=== Task statement ===
Set down all of the data exactly as it appears.
· · · ·
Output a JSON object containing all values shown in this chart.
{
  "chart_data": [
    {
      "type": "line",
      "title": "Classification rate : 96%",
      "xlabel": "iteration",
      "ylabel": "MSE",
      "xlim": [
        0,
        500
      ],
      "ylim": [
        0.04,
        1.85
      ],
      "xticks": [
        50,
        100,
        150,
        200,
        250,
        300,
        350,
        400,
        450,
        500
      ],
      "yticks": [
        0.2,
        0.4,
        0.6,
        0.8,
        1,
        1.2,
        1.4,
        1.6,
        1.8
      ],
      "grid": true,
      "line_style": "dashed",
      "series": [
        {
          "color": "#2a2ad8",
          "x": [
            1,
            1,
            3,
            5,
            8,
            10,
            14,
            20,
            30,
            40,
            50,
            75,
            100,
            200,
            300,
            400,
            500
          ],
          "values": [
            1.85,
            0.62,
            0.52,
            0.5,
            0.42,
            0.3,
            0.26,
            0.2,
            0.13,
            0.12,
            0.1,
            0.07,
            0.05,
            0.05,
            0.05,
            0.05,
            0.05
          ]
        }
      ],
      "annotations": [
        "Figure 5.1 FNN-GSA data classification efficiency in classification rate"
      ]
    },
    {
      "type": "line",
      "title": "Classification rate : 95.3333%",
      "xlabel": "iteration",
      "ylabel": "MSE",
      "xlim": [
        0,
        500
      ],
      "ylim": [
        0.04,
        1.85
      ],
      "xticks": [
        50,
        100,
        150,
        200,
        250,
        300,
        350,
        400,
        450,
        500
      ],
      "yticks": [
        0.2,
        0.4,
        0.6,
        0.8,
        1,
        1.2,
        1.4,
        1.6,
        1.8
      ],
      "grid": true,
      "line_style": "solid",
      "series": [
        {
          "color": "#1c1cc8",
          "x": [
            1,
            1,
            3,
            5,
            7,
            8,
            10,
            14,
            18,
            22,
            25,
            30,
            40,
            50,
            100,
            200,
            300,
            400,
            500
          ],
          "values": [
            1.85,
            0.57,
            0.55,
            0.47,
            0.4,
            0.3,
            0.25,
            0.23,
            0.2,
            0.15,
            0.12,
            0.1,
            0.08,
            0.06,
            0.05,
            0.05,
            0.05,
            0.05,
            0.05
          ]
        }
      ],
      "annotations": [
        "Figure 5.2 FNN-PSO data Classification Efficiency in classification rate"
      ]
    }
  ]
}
· · · ·
=== Response ===
Output a JSON object containing all values shown in this chart.
{
  "chart_data": [
    {
      "type": "line",
      "title": "Classification rate : 96%",
      "xlabel": "iteration",
      "ylabel": "MSE",
      "xlim": [
        0,
        500
      ],
      "ylim": [
        0.04,
        1.85
      ],
      "xticks": [
        50,
        100,
        150,
        200,
        250,
        300,
        350,
        400,
        450,
        500
      ],
      "yticks": [
        0.2,
        0.4,
        0.6,
        0.8,
        1,
        1.2,
        1.4,
        1.6,
        1.8
      ],
      "grid": true,
      "line_style": "dashed",
      "series": [
        {
          "color": "#2a2ad8",
          "x": [
            1,
            1,
            3,
            5,
            8,
            10,
            14,
            20,
            30,
            40,
            50,
            75,
            100,
            200,
            300,
            400,
            500
          ],
          "values": [
            1.85,
            0.62,
            0.52,
            0.5,
            0.42,
            0.3,
            0.26,
            0.2,
            0.13,
            0.12,
            0.1,
            0.07,
            0.05,
            0.05,
            0.05,
            0.05,
            0.05
          ]
        }
      ],
      "annotations": [
        "Figure 5.1 FNN-GSA data classification efficiency in classification rate"
      ]
    },
    {
      "type": "line",
      "title": "Classification rate : 95.3333%",
      "xlabel": "iteration",
      "ylabel": "MSE",
      "xlim": [
        0,
        500
      ],
      "ylim": [
        0.04,
        1.85
      ],
      "xticks": [
        50,
        100,
        150,
        200,
        250,
        300,
        350,
        400,
        450,
        500
      ],
      "yticks": [
        0.2,
        0.4,
        0.6,
        0.8,
        1,
        1.2,
        1.4,
        1.6,
        1.8
      ],
      "grid": true,
      "line_style": "solid",
      "series": [
        {
          "color": "#1c1cc8",
          "x": [
            1,
            1,
            3,
            5,
            7,
            8,
            10,
            14,
            18,
            22,
            25,
            30,
            40,
            50,
            100,
            200,
            300,
            400,
            500
          ],
          "values": [
            1.85,
            0.57,
            0.55,
            0.47,
            0.4,
            0.3,
            0.25,
            0.23,
            0.2,
            0.15,
            0.12,
            0.1,
            0.08,
            0.06,
            0.05,
            0.05,
            0.05,
            0.05,
            0.05
          ]
        }
      ],
      "annotations": [
        "Figure 5.2 FNN-PSO data Classification Efficiency in classification rate"
      ]
    }
  ]
}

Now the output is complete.